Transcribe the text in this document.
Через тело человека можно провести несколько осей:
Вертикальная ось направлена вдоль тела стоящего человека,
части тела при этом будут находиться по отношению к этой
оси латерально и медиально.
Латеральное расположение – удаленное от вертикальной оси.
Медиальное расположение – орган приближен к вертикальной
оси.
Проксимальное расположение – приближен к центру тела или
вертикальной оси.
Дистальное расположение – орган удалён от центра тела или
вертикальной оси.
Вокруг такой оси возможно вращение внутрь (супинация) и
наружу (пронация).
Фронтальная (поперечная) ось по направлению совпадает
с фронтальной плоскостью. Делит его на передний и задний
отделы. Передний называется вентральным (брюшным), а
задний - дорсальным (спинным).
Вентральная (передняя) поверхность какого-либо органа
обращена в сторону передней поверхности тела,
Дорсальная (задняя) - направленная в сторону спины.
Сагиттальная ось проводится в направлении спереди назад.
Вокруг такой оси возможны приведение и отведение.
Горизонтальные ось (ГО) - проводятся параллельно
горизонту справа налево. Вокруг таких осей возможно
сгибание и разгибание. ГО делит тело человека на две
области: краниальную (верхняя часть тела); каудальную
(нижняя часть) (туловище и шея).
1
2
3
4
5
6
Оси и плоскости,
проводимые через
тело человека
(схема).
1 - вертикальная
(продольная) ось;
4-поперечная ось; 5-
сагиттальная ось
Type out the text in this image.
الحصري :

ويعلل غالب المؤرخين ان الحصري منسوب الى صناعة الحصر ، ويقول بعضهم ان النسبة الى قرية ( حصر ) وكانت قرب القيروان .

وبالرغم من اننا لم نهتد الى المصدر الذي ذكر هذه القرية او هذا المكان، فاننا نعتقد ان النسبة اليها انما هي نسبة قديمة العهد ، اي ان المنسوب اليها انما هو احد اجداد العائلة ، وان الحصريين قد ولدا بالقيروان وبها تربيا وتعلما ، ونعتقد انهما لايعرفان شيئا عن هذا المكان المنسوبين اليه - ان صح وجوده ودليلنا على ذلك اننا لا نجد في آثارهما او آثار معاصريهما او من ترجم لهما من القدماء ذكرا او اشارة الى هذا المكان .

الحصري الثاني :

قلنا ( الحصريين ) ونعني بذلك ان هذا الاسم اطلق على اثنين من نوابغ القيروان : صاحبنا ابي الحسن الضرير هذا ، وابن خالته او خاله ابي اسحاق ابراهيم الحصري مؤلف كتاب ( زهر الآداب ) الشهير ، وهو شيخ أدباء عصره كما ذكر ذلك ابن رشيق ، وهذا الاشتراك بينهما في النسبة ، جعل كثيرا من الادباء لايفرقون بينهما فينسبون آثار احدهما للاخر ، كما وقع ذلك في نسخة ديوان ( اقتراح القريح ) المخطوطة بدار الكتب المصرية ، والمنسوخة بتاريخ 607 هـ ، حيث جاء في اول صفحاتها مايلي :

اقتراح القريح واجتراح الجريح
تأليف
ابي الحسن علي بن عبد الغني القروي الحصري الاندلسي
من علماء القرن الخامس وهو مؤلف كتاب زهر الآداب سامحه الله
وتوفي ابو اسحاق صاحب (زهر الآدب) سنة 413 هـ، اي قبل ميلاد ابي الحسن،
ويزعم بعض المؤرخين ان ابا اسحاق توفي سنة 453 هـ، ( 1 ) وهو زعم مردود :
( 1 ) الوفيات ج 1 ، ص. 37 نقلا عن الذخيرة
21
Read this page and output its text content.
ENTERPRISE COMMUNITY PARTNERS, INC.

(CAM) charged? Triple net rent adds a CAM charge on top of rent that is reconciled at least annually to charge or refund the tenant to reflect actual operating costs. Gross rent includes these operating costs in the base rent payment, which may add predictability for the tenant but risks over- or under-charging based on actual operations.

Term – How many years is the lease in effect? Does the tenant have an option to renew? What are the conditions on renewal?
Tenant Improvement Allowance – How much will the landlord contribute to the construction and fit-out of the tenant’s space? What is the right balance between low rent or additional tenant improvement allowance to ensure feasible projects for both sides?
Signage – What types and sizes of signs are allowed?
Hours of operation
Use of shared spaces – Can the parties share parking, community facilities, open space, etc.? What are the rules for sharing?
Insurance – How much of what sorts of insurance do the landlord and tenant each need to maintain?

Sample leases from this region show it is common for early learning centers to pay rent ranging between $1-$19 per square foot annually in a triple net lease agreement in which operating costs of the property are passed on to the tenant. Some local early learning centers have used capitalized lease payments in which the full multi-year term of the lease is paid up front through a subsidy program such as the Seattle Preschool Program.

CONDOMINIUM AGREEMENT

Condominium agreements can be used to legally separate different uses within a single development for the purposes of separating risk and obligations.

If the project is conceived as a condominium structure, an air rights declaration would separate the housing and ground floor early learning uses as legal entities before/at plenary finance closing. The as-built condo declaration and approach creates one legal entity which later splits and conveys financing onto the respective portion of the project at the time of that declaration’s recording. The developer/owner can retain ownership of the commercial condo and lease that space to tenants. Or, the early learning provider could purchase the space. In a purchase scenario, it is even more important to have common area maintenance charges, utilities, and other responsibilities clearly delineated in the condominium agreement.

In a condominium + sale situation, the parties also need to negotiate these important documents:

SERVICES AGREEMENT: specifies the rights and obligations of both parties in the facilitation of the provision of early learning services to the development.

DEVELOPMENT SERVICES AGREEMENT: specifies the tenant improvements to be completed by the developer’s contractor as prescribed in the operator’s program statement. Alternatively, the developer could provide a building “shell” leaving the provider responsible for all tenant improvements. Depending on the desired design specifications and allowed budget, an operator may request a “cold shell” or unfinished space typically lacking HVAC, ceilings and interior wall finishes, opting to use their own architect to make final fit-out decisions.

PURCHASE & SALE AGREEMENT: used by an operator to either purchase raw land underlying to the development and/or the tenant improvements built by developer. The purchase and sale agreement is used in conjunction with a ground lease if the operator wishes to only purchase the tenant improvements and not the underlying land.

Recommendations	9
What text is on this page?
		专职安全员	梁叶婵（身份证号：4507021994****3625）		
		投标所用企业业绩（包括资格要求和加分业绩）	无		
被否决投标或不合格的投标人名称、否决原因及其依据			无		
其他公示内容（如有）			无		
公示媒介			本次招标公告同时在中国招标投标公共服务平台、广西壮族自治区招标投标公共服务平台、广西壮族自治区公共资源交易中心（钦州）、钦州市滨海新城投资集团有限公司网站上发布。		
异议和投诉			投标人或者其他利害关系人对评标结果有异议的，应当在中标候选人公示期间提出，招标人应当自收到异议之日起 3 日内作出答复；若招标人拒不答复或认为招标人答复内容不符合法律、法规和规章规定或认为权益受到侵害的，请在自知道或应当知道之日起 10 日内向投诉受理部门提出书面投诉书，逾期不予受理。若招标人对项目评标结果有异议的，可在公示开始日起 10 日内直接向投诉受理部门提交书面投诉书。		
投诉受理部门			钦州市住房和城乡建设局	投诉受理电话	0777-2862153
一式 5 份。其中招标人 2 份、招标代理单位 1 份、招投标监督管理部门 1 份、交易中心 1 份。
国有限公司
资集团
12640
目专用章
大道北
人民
****************
Aim
Transcribe all lines as written.

Exercise output
Transcribe the text in this document.
Через тело человека можно провести несколько осей:
Вертикальная ось направлена вдоль тела стоящего человека,
части тела при этом будут находиться по отношению к этой
оси латерально и медиально.
Латеральное расположение – удаленное от вертикальной оси.
Медиальное расположение – орган приближен к вертикальной
оси.
Проксимальное расположение – приближен к центру тела или
вертикальной оси.
Дистальное расположение – орган удалён от центра тела или
вертикальной оси.
Вокруг такой оси возможно вращение внутрь (супинация) и
наружу (пронация).
Фронтальная (поперечная) ось по направлению совпадает
с фронтальной плоскостью. Делит его на передний и задний
отделы. Передний называется вентральным (брюшным), а
задний - дорсальным (спинным).
Вентральная (передняя) поверхность какого-либо органа
обращена в сторону передней поверхности тела,
Дорсальная (задняя) - направленная в сторону спины.
Сагиттальная ось проводится в направлении спереди назад.
Вокруг такой оси возможны приведение и отведение.
Горизонтальные ось (ГО) - проводятся параллельно
горизонту справа налево. Вокруг таких осей возможно
сгибание и разгибание. ГО делит тело человека на две
области: краниальную (верхняя часть тела); каудальную
(нижняя часть) (туловище и шея).
1
2
3
4
5
6
Оси и плоскости,
проводимые через
тело человека
(схема).
1 - вертикальная
(продольная) ось;
4-поперечная ось; 5-
сагиттальная ось
Type out the text in this image.
الحصري :

ويعلل غالب المؤرخين ان الحصري منسوب الى صناعة الحصر ، ويقول بعضهم ان النسبة الى قرية ( حصر ) وكانت قرب القيروان .

وبالرغم من اننا لم نهتد الى المصدر الذي ذكر هذه القرية او هذا المكان، فاننا نعتقد ان النسبة اليها انما هي نسبة قديمة العهد ، اي ان المنسوب اليها انما هو احد اجداد العائلة ، وان الحصريين قد ولدا بالقيروان وبها تربيا وتعلما ، ونعتقد انهما لايعرفان شيئا عن هذا المكان المنسوبين اليه - ان صح وجوده ودليلنا على ذلك اننا لا نجد في آثارهما او آثار معاصريهما او من ترجم لهما من القدماء ذكرا او اشارة الى هذا المكان .

الحصري الثاني :

قلنا ( الحصريين ) ونعني بذلك ان هذا الاسم اطلق على اثنين من نوابغ القيروان : صاحبنا ابي الحسن الضرير هذا ، وابن خالته او خاله ابي اسحاق ابراهيم الحصري مؤلف كتاب ( زهر الآداب ) الشهير ، وهو شيخ أدباء عصره كما ذكر ذلك ابن رشيق ، وهذا الاشتراك بينهما في النسبة ، جعل كثيرا من الادباء لايفرقون بينهما فينسبون آثار احدهما للاخر ، كما وقع ذلك في نسخة ديوان ( اقتراح القريح ) المخطوطة بدار الكتب المصرية ، والمنسوخة بتاريخ 607 هـ ، حيث جاء في اول صفحاتها مايلي :

اقتراح القريح واجتراح الجريح
تأليف
ابي الحسن علي بن عبد الغني القروي الحصري الاندلسي
من علماء القرن الخامس وهو مؤلف كتاب زهر الآداب سامحه الله
وتوفي ابو اسحاق صاحب (زهر الآدب) سنة 413 هـ، اي قبل ميلاد ابي الحسن،
ويزعم بعض المؤرخين ان ابا اسحاق توفي سنة 453 هـ، ( 1 ) وهو زعم مردود :
( 1 ) الوفيات ج 1 ، ص. 37 نقلا عن الذخيرة
21
Read this page and output its text content.
ENTERPRISE COMMUNITY PARTNERS, INC.

(CAM) charged? Triple net rent adds a CAM charge on top of rent that is reconciled at least annually to charge or refund the tenant to reflect actual operating costs. Gross rent includes these operating costs in the base rent payment, which may add predictability for the tenant but risks over- or under-charging based on actual operations.

Term – How many years is the lease in effect? Does the tenant have an option to renew? What are the conditions on renewal?
Tenant Improvement Allowance – How much will the landlord contribute to the construction and fit-out of the tenant’s space? What is the right balance between low rent or additional tenant improvement allowance to ensure feasible projects for both sides?
Signage – What types and sizes of signs are allowed?
Hours of operation
Use of shared spaces – Can the parties share parking, community facilities, open space, etc.? What are the rules for sharing?
Insurance – How much of what sorts of insurance do the landlord and tenant each need to maintain?

Sample leases from this region show it is common for early learning centers to pay rent ranging between $1-$19 per square foot annually in a triple net lease agreement in which operating costs of the property are passed on to the tenant. Some local early learning centers have used capitalized lease payments in which the full multi-year term of the lease is paid up front through a subsidy program such as the Seattle Preschool Program.

CONDOMINIUM AGREEMENT

Condominium agreements can be used to legally separate different uses within a single development for the purposes of separating risk and obligations.

If the project is conceived as a condominium structure, an air rights declaration would separate the housing and ground floor early learning uses as legal entities before/at plenary finance closing. The as-built condo declaration and approach creates one legal entity which later splits and conveys financing onto the respective portion of the project at the time of that declaration’s recording. The developer/owner can retain ownership of the commercial condo and lease that space to tenants. Or, the early learning provider could purchase the space. In a purchase scenario, it is even more important to have common area maintenance charges, utilities, and other responsibilities clearly delineated in the condominium agreement.

In a condominium + sale situation, the parties also need to negotiate these important documents:

SERVICES AGREEMENT: specifies the rights and obligations of both parties in the facilitation of the provision of early learning services to the development.

DEVELOPMENT SERVICES AGREEMENT: specifies the tenant improvements to be completed by the developer’s contractor as prescribed in the operator’s program statement. Alternatively, the developer could provide a building “shell” leaving the provider responsible for all tenant improvements. Depending on the desired design specifications and allowed budget, an operator may request a “cold shell” or unfinished space typically lacking HVAC, ceilings and interior wall finishes, opting to use their own architect to make final fit-out decisions.

PURCHASE & SALE AGREEMENT: used by an operator to either purchase raw land underlying to the development and/or the tenant improvements built by developer. The purchase and sale agreement is used in conjunction with a ground lease if the operator wishes to only purchase the tenant improvements and not the underlying land.

Recommendations	9
What text is on this page?
		专职安全员	梁叶婵（身份证号：4507021994****3625）		
		投标所用企业业绩（包括资格要求和加分业绩）	无		
被否决投标或不合格的投标人名称、否决原因及其依据			无		
其他公示内容（如有）			无		
公示媒介			本次招标公告同时在中国招标投标公共服务平台、广西壮族自治区招标投标公共服务平台、广西壮族自治区公共资源交易中心（钦州）、钦州市滨海新城投资集团有限公司网站上发布。		
异议和投诉			投标人或者其他利害关系人对评标结果有异议的，应当在中标候选人公示期间提出，招标人应当自收到异议之日起 3 日内作出答复；若招标人拒不答复或认为招标人答复内容不符合法律、法规和规章规定或认为权益受到侵害的，请在自知道或应当知道之日起 10 日内向投诉受理部门提出书面投诉书，逾期不予受理。若招标人对项目评标结果有异议的，可在公示开始日起 10 日内直接向投诉受理部门提交书面投诉书。		
投诉受理部门			钦州市住房和城乡建设局	投诉受理电话	0777-2862153
一式 5 份。其中招标人 2 份、招标代理单位 1 份、招投标监督管理部门 1 份、交易中心 1 份。
国有限公司
资集团
12640
目专用章
大道北
人民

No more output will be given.